*What the task asks*:
In the records that follow, locate every line with "官方标配" and extract it.

(Data entries)
▽

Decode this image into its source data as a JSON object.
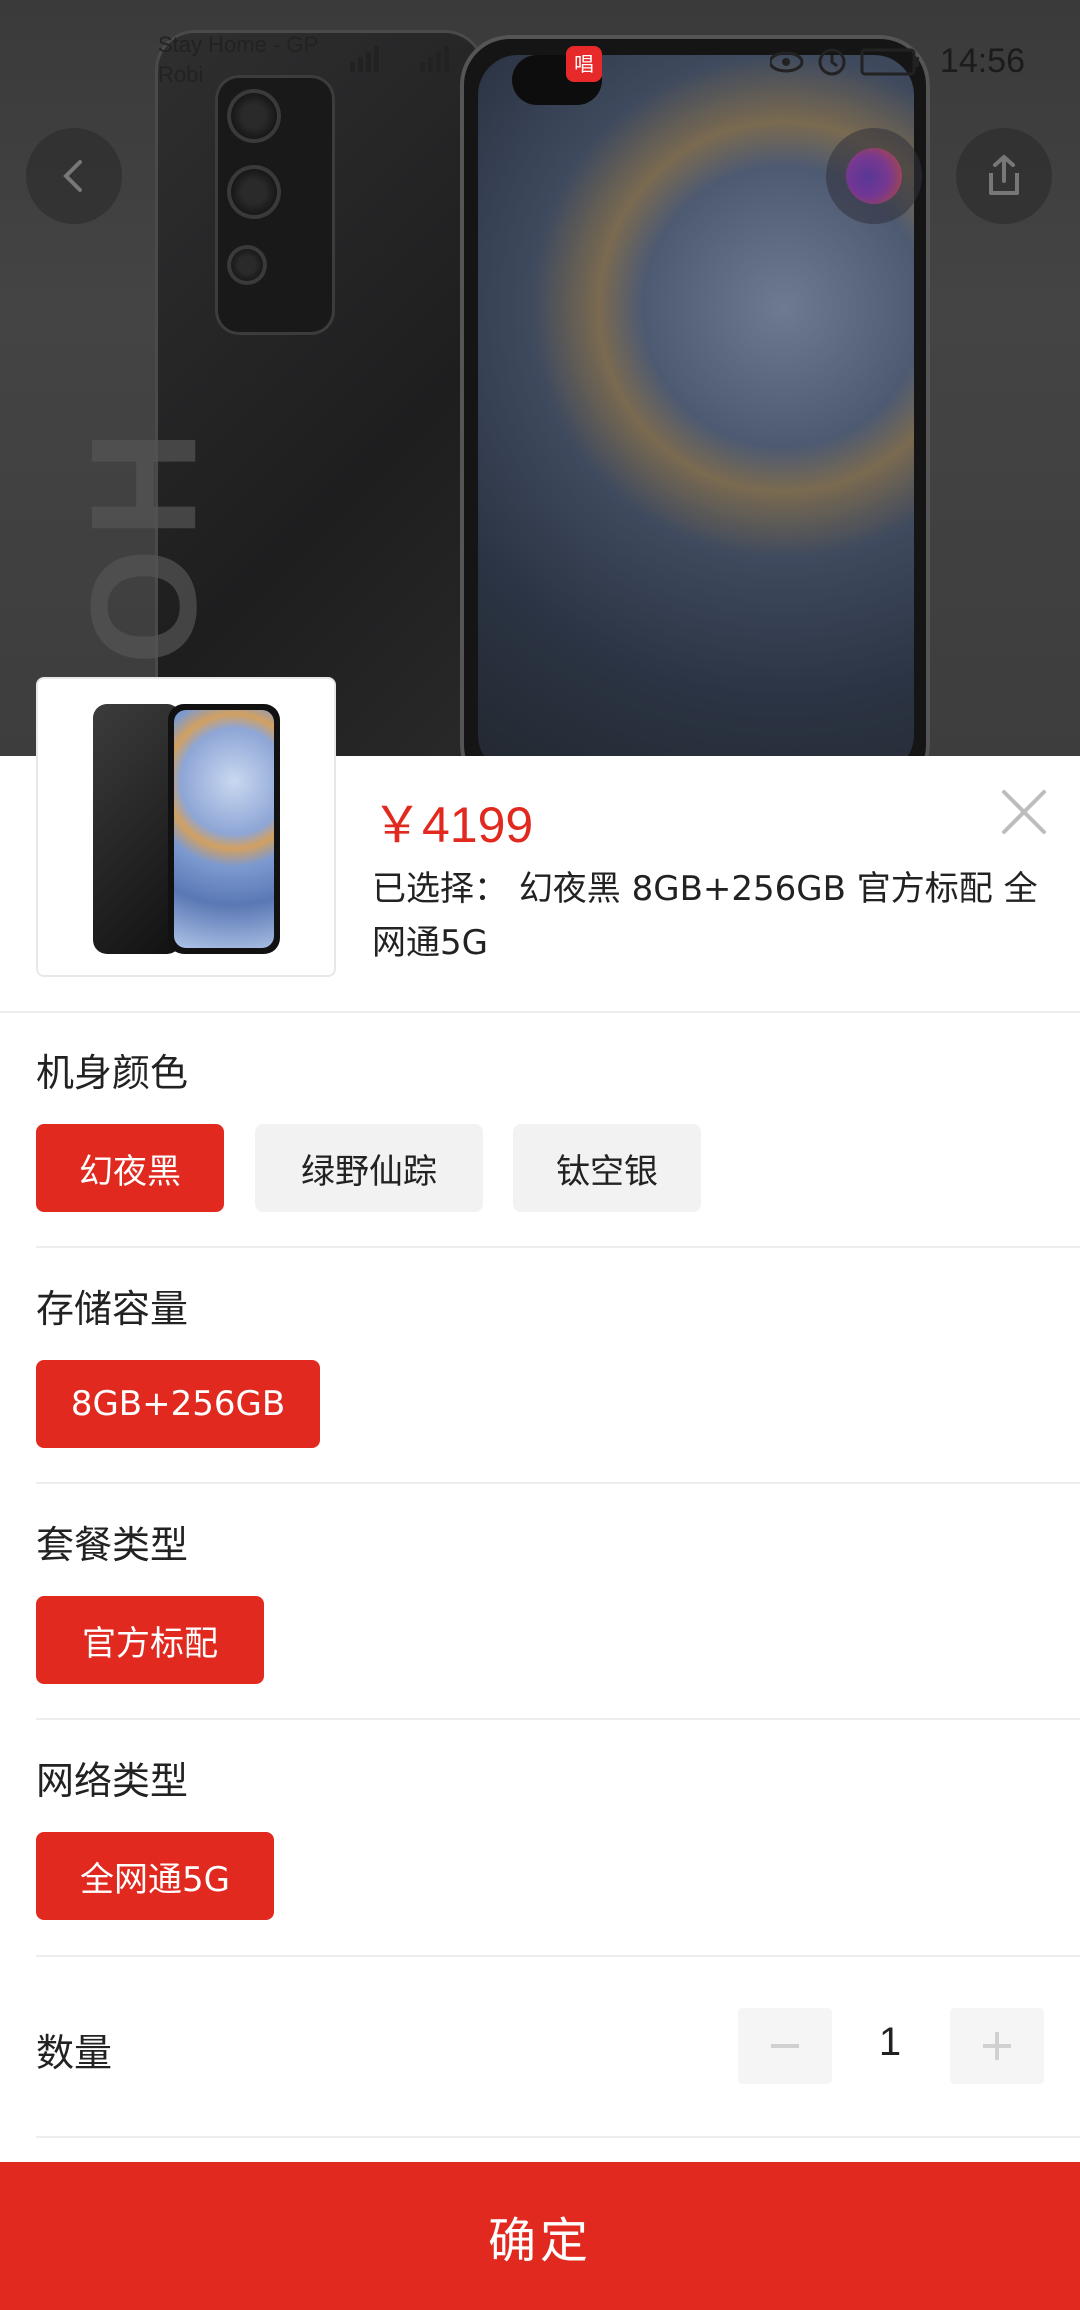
{
  "status_bar": {
    "carrier_line1": "Stay Home - GP",
    "carrier_line2": "Robi",
    "signal_text": "3G R    2G",
    "app_badge": "唱",
    "time": "14:56",
    "battery": "93"
  },
  "header": {
    "back_icon": "chevron-left-icon",
    "share_icon": "share-icon"
  },
  "sheet": {
    "price": "￥4199",
    "selected_label": "已选择：",
    "selected_value": "幻夜黑 8GB+256GB 官方标配 全网通5G",
    "groups": [
      {
        "title": "机身颜色",
        "options": [
          "幻夜黑",
          "绿野仙踪",
          "钛空银"
        ],
        "selected": 0
      },
      {
        "title": "存储容量",
        "options": [
          "8GB+256GB"
        ],
        "selected": 0
      },
      {
        "title": "套餐类型",
        "options": [
          "官方标配"
        ],
        "selected": 0
      },
      {
        "title": "网络类型",
        "options": [
          "全网通5G"
        ],
        "selected": 0
      }
    ],
    "quantity_label": "数量",
    "quantity_value": "1",
    "confirm_label": "确定"
  },
  "colors": {
    "accent": "#e1291f",
    "chip_bg": "#f2f2f2"
  }
}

△

*Expected answer*:
    "selected_value": "幻夜黑 8GB+256GB 官方标配 全网通5G",
          "官方标配"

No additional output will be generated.